#### Instruction:
Repeat, word for word, every line from the line holding "Transcribe the text in this document." through the final line of the entries below. Skip all pictures.
-- -- --
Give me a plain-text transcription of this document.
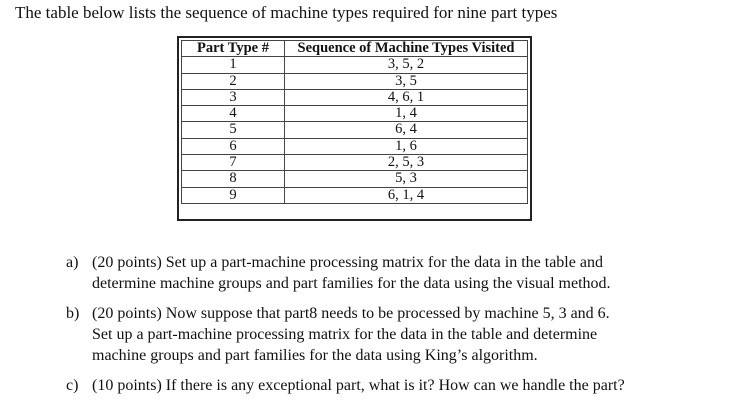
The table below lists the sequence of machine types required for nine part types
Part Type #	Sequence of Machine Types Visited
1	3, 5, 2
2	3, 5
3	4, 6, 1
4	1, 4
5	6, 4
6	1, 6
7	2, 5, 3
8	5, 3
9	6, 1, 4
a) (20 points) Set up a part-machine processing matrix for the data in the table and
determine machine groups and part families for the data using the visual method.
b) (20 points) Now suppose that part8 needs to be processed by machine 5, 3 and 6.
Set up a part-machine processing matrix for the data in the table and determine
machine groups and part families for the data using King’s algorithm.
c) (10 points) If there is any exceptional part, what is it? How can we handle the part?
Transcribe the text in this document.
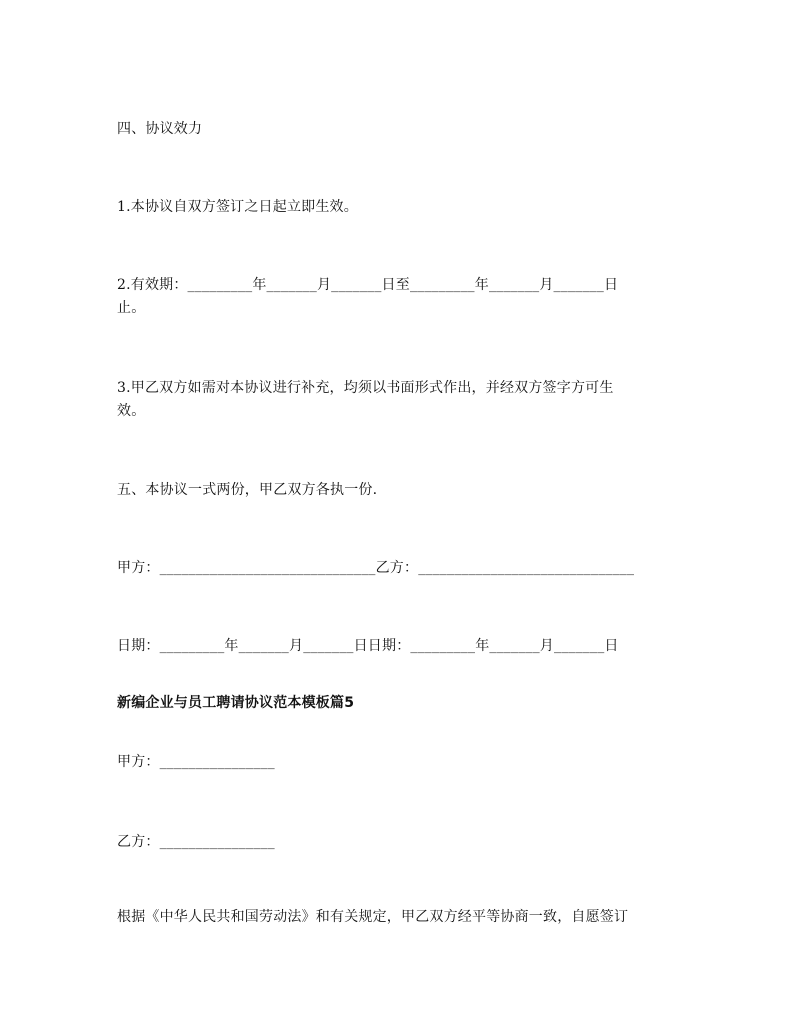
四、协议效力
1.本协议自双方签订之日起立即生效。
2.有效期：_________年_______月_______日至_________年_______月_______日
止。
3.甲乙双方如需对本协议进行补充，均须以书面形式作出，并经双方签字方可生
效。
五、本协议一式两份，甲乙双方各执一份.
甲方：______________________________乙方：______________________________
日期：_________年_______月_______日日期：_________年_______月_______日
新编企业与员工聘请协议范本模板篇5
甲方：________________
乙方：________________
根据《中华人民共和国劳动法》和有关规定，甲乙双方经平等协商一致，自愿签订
-- -- --
#### Response to the exercise:
Transcribe the text in this document.
四、协议效力
1.本协议自双方签订之日起立即生效。
2.有效期：_________年_______月_______日至_________年_______月_______日
止。
3.甲乙双方如需对本协议进行补充，均须以书面形式作出，并经双方签字方可生
效。
五、本协议一式两份，甲乙双方各执一份.
甲方：______________________________乙方：______________________________
日期：_________年_______月_______日日期：_________年_______月_______日
新编企业与员工聘请协议范本模板篇5
甲方：________________
乙方：________________
根据《中华人民共和国劳动法》和有关规定，甲乙双方经平等协商一致，自愿签订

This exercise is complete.